» **Exercise instructions**
Write out all of the entries that follow, word for word, but skip the pictures.

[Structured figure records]
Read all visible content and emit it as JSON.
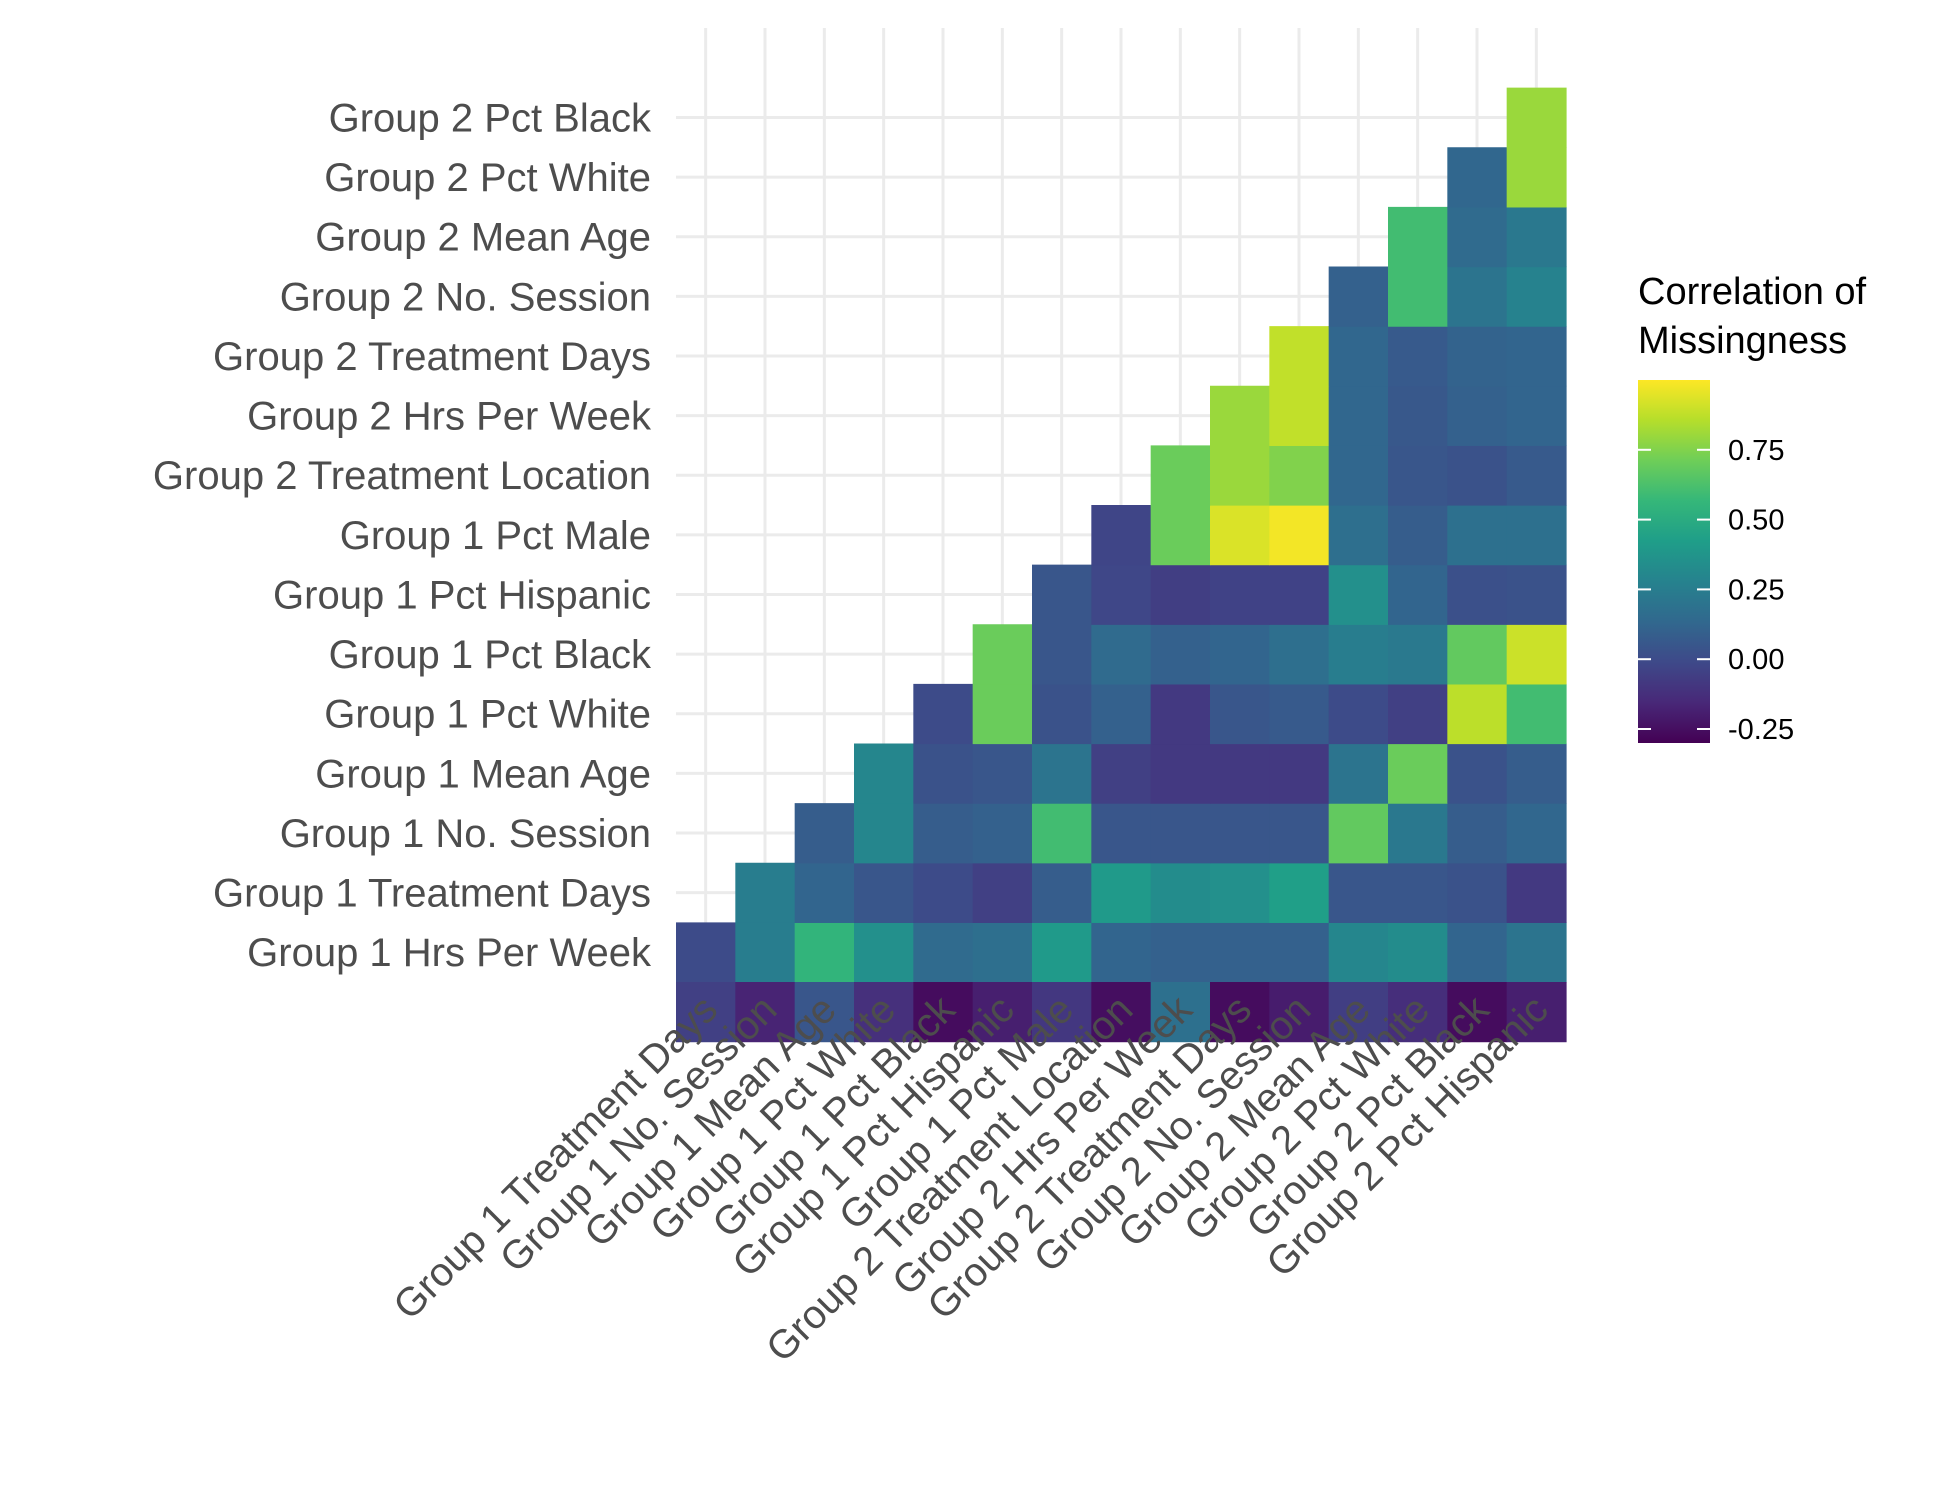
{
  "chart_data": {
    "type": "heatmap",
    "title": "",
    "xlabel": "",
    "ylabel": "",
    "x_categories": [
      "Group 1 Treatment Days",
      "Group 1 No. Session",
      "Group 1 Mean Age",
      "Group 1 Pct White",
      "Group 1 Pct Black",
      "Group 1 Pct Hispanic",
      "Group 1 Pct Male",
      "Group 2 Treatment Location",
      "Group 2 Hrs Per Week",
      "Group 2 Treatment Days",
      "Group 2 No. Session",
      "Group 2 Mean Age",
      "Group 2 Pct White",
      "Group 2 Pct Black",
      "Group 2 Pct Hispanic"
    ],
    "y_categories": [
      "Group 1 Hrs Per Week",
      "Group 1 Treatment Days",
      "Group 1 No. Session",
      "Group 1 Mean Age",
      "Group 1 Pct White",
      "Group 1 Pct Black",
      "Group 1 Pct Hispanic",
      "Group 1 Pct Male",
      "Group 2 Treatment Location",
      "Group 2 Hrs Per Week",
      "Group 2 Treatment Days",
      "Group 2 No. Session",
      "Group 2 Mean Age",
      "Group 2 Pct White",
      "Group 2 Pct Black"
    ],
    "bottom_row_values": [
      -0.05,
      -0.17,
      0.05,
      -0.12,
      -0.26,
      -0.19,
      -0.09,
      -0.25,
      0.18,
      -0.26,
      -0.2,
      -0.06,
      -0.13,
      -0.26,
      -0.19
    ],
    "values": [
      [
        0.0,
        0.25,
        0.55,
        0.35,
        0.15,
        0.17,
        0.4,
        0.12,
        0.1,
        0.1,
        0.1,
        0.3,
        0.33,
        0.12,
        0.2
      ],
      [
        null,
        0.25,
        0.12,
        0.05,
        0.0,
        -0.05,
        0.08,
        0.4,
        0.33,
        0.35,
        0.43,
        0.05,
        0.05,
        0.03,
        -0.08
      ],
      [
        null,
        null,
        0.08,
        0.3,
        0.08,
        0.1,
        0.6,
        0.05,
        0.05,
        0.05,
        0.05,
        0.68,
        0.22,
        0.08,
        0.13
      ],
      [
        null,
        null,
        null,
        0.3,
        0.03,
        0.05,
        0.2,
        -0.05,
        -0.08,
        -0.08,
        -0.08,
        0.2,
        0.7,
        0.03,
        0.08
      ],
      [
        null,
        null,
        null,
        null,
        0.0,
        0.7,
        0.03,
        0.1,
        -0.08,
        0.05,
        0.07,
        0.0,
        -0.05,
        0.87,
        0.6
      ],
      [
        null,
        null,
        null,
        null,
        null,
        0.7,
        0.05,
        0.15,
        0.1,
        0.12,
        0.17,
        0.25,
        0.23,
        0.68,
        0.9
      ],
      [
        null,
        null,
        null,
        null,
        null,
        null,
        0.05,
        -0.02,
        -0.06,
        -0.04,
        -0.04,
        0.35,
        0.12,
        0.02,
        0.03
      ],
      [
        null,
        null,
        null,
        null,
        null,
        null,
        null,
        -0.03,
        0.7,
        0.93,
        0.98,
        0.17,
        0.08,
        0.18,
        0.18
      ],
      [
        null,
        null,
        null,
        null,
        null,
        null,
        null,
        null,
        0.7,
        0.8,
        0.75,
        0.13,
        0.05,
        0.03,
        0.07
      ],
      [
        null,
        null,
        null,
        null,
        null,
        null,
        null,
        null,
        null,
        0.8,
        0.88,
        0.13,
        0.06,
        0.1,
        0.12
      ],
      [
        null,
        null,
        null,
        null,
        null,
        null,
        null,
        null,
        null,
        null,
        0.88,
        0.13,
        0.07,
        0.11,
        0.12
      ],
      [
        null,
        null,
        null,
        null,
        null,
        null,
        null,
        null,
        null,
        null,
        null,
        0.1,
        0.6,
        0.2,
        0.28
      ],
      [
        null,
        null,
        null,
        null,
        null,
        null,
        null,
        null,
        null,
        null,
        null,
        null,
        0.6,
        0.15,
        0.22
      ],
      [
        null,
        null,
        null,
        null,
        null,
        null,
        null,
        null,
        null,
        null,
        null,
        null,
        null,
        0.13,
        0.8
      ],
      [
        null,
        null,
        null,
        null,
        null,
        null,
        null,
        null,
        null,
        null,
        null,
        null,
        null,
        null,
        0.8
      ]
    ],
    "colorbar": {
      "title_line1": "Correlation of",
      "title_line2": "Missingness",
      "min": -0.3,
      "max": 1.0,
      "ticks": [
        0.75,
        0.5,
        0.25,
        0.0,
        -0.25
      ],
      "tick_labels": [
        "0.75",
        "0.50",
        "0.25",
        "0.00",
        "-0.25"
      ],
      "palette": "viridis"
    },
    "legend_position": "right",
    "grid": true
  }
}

» **Written response**
Read all visible content and emit it as JSON.
{
  "chart_data": {
    "type": "heatmap",
    "title": "",
    "xlabel": "",
    "ylabel": "",
    "x_categories": [
      "Group 1 Treatment Days",
      "Group 1 No. Session",
      "Group 1 Mean Age",
      "Group 1 Pct White",
      "Group 1 Pct Black",
      "Group 1 Pct Hispanic",
      "Group 1 Pct Male",
      "Group 2 Treatment Location",
      "Group 2 Hrs Per Week",
      "Group 2 Treatment Days",
      "Group 2 No. Session",
      "Group 2 Mean Age",
      "Group 2 Pct White",
      "Group 2 Pct Black",
      "Group 2 Pct Hispanic"
    ],
    "y_categories": [
      "Group 1 Hrs Per Week",
      "Group 1 Treatment Days",
      "Group 1 No. Session",
      "Group 1 Mean Age",
      "Group 1 Pct White",
      "Group 1 Pct Black",
      "Group 1 Pct Hispanic",
      "Group 1 Pct Male",
      "Group 2 Treatment Location",
      "Group 2 Hrs Per Week",
      "Group 2 Treatment Days",
      "Group 2 No. Session",
      "Group 2 Mean Age",
      "Group 2 Pct White",
      "Group 2 Pct Black"
    ],
    "bottom_row_values": [
      -0.05,
      -0.17,
      0.05,
      -0.12,
      -0.26,
      -0.19,
      -0.09,
      -0.25,
      0.18,
      -0.26,
      -0.2,
      -0.06,
      -0.13,
      -0.26,
      -0.19
    ],
    "values": [
      [
        0.0,
        0.25,
        0.55,
        0.35,
        0.15,
        0.17,
        0.4,
        0.12,
        0.1,
        0.1,
        0.1,
        0.3,
        0.33,
        0.12,
        0.2
      ],
      [
        null,
        0.25,
        0.12,
        0.05,
        0.0,
        -0.05,
        0.08,
        0.4,
        0.33,
        0.35,
        0.43,
        0.05,
        0.05,
        0.03,
        -0.08
      ],
      [
        null,
        null,
        0.08,
        0.3,
        0.08,
        0.1,
        0.6,
        0.05,
        0.05,
        0.05,
        0.05,
        0.68,
        0.22,
        0.08,
        0.13
      ],
      [
        null,
        null,
        null,
        0.3,
        0.03,
        0.05,
        0.2,
        -0.05,
        -0.08,
        -0.08,
        -0.08,
        0.2,
        0.7,
        0.03,
        0.08
      ],
      [
        null,
        null,
        null,
        null,
        0.0,
        0.7,
        0.03,
        0.1,
        -0.08,
        0.05,
        0.07,
        0.0,
        -0.05,
        0.87,
        0.6
      ],
      [
        null,
        null,
        null,
        null,
        null,
        0.7,
        0.05,
        0.15,
        0.1,
        0.12,
        0.17,
        0.25,
        0.23,
        0.68,
        0.9
      ],
      [
        null,
        null,
        null,
        null,
        null,
        null,
        0.05,
        -0.02,
        -0.06,
        -0.04,
        -0.04,
        0.35,
        0.12,
        0.02,
        0.03
      ],
      [
        null,
        null,
        null,
        null,
        null,
        null,
        null,
        -0.03,
        0.7,
        0.93,
        0.98,
        0.17,
        0.08,
        0.18,
        0.18
      ],
      [
        null,
        null,
        null,
        null,
        null,
        null,
        null,
        null,
        0.7,
        0.8,
        0.75,
        0.13,
        0.05,
        0.03,
        0.07
      ],
      [
        null,
        null,
        null,
        null,
        null,
        null,
        null,
        null,
        null,
        0.8,
        0.88,
        0.13,
        0.06,
        0.1,
        0.12
      ],
      [
        null,
        null,
        null,
        null,
        null,
        null,
        null,
        null,
        null,
        null,
        0.88,
        0.13,
        0.07,
        0.11,
        0.12
      ],
      [
        null,
        null,
        null,
        null,
        null,
        null,
        null,
        null,
        null,
        null,
        null,
        0.1,
        0.6,
        0.2,
        0.28
      ],
      [
        null,
        null,
        null,
        null,
        null,
        null,
        null,
        null,
        null,
        null,
        null,
        null,
        0.6,
        0.15,
        0.22
      ],
      [
        null,
        null,
        null,
        null,
        null,
        null,
        null,
        null,
        null,
        null,
        null,
        null,
        null,
        0.13,
        0.8
      ],
      [
        null,
        null,
        null,
        null,
        null,
        null,
        null,
        null,
        null,
        null,
        null,
        null,
        null,
        null,
        0.8
      ]
    ],
    "colorbar": {
      "title_line1": "Correlation of",
      "title_line2": "Missingness",
      "min": -0.3,
      "max": 1.0,
      "ticks": [
        0.75,
        0.5,
        0.25,
        0.0,
        -0.25
      ],
      "tick_labels": [
        "0.75",
        "0.50",
        "0.25",
        "0.00",
        "-0.25"
      ],
      "palette": "viridis"
    },
    "legend_position": "right",
    "grid": true
  }
}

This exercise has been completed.